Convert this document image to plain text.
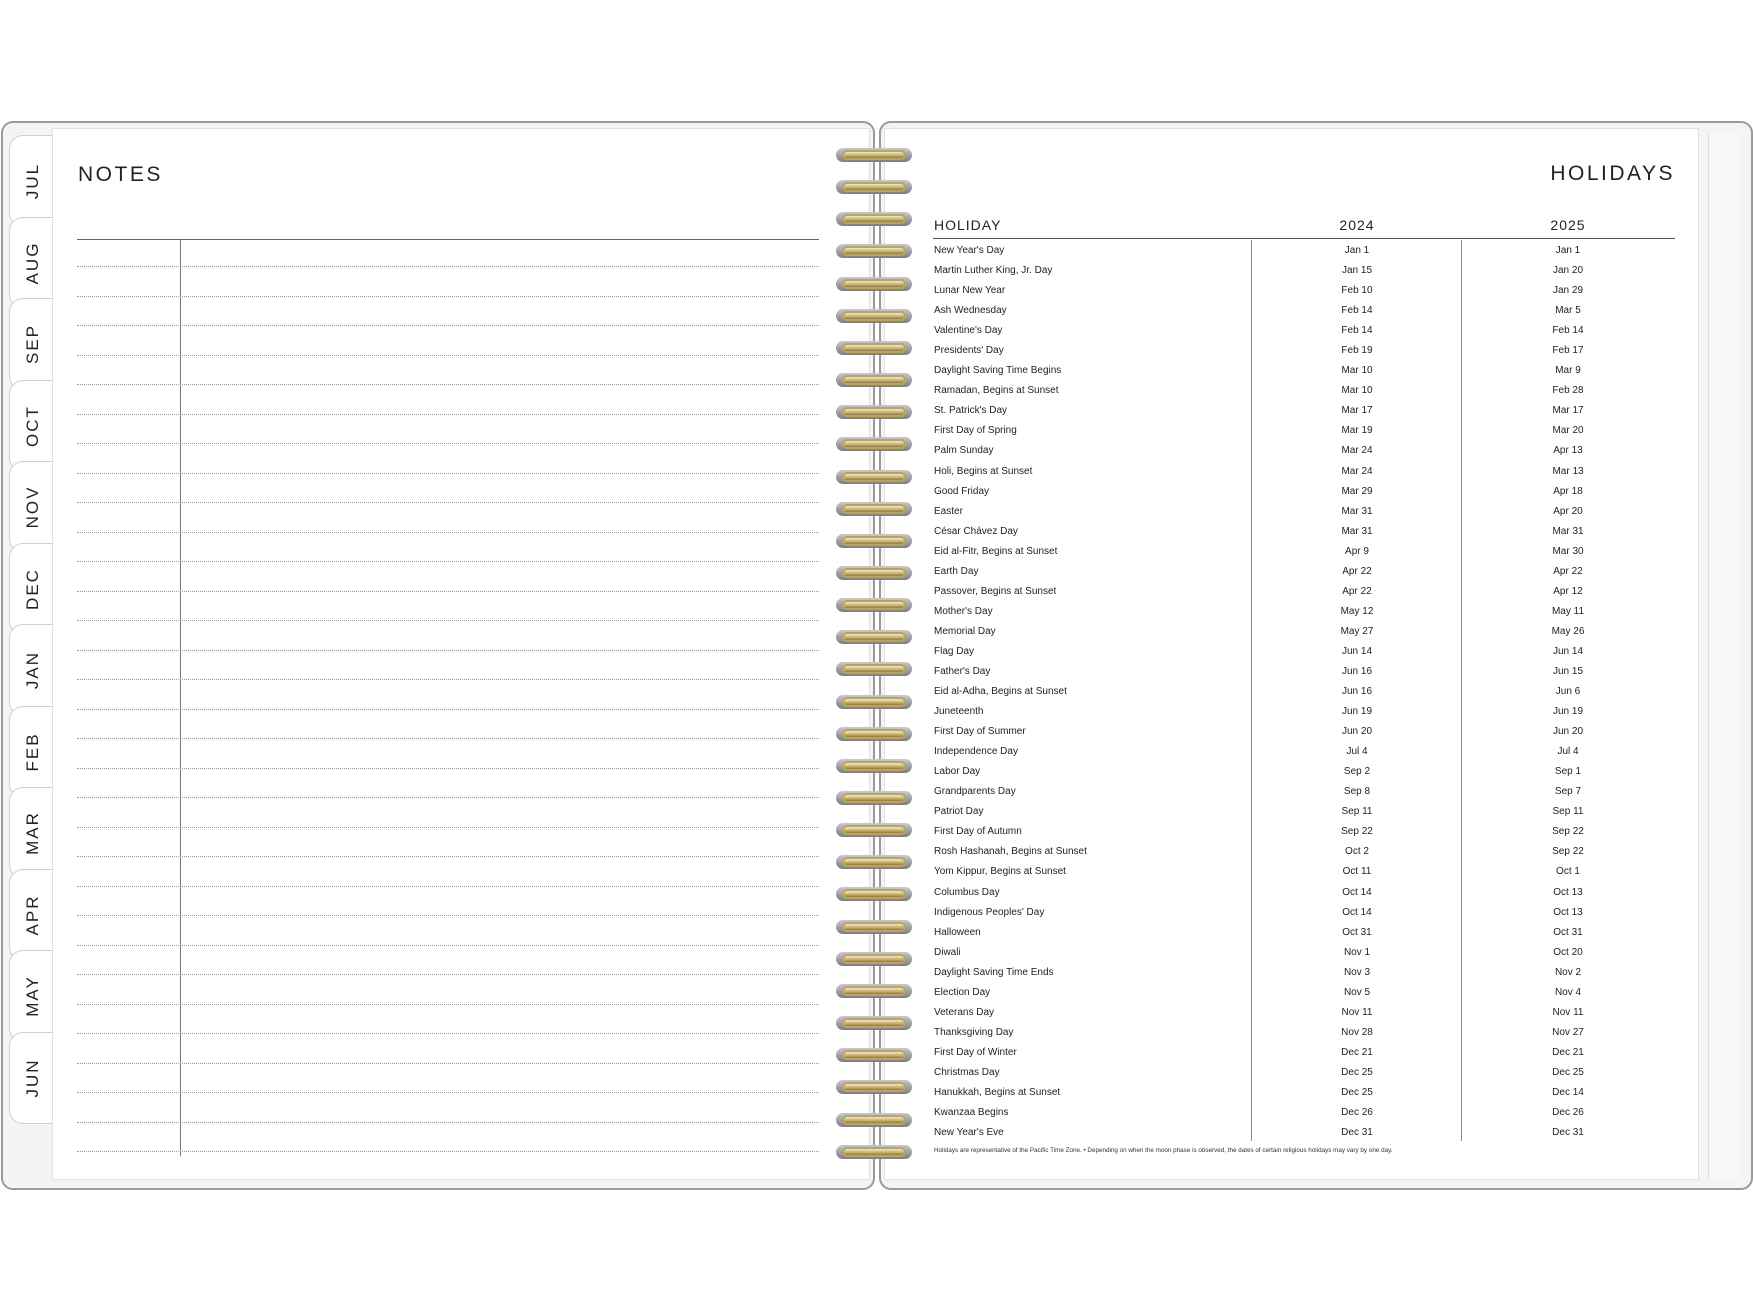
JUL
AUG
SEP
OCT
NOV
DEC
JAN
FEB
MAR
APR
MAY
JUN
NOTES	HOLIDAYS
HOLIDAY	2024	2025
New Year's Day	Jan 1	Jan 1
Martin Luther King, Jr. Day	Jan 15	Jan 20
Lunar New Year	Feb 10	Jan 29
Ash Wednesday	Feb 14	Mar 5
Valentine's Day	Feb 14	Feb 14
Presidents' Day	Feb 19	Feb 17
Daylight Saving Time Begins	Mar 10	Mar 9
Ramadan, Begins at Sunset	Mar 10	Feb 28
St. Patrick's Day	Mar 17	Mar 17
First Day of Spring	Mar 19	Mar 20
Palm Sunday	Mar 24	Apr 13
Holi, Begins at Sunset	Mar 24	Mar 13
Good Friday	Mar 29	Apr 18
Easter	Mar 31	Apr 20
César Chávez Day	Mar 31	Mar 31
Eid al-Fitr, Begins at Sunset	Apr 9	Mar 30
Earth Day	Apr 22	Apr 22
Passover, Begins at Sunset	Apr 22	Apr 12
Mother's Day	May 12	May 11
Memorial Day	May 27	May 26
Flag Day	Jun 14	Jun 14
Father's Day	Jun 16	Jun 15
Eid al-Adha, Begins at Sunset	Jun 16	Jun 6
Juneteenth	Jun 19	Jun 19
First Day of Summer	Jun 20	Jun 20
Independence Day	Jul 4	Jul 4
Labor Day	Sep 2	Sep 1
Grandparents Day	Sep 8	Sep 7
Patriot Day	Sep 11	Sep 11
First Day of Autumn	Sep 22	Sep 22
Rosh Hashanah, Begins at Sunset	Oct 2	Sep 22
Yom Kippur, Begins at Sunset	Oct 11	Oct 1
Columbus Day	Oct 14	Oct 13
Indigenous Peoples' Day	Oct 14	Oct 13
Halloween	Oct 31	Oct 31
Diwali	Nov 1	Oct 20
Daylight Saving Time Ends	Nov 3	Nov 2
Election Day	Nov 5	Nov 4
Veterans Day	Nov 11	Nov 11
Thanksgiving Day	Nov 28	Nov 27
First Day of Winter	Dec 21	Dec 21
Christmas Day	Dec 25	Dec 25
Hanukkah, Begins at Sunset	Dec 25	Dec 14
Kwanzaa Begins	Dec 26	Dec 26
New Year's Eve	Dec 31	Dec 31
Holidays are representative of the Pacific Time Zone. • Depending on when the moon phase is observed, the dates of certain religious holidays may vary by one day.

________________

> **Aim**:
Without the pictures, restate all the entries above exactly.

> **Problem solution**:
Convert this document image to plain text.
JUL
AUG
SEP
OCT
NOV
DEC
JAN
FEB
MAR
APR
MAY
JUN
NOTES	HOLIDAYS
HOLIDAY	2024	2025
New Year's Day	Jan 1	Jan 1
Martin Luther King, Jr. Day	Jan 15	Jan 20
Lunar New Year	Feb 10	Jan 29
Ash Wednesday	Feb 14	Mar 5
Valentine's Day	Feb 14	Feb 14
Presidents' Day	Feb 19	Feb 17
Daylight Saving Time Begins	Mar 10	Mar 9
Ramadan, Begins at Sunset	Mar 10	Feb 28
St. Patrick's Day	Mar 17	Mar 17
First Day of Spring	Mar 19	Mar 20
Palm Sunday	Mar 24	Apr 13
Holi, Begins at Sunset	Mar 24	Mar 13
Good Friday	Mar 29	Apr 18
Easter	Mar 31	Apr 20
César Chávez Day	Mar 31	Mar 31
Eid al-Fitr, Begins at Sunset	Apr 9	Mar 30
Earth Day	Apr 22	Apr 22
Passover, Begins at Sunset	Apr 22	Apr 12
Mother's Day	May 12	May 11
Memorial Day	May 27	May 26
Flag Day	Jun 14	Jun 14
Father's Day	Jun 16	Jun 15
Eid al-Adha, Begins at Sunset	Jun 16	Jun 6
Juneteenth	Jun 19	Jun 19
First Day of Summer	Jun 20	Jun 20
Independence Day	Jul 4	Jul 4
Labor Day	Sep 2	Sep 1
Grandparents Day	Sep 8	Sep 7
Patriot Day	Sep 11	Sep 11
First Day of Autumn	Sep 22	Sep 22
Rosh Hashanah, Begins at Sunset	Oct 2	Sep 22
Yom Kippur, Begins at Sunset	Oct 11	Oct 1
Columbus Day	Oct 14	Oct 13
Indigenous Peoples' Day	Oct 14	Oct 13
Halloween	Oct 31	Oct 31
Diwali	Nov 1	Oct 20
Daylight Saving Time Ends	Nov 3	Nov 2
Election Day	Nov 5	Nov 4
Veterans Day	Nov 11	Nov 11
Thanksgiving Day	Nov 28	Nov 27
First Day of Winter	Dec 21	Dec 21
Christmas Day	Dec 25	Dec 25
Hanukkah, Begins at Sunset	Dec 25	Dec 14
Kwanzaa Begins	Dec 26	Dec 26
New Year's Eve	Dec 31	Dec 31
Holidays are representative of the Pacific Time Zone. • Depending on when the moon phase is observed, the dates of certain religious holidays may vary by one day.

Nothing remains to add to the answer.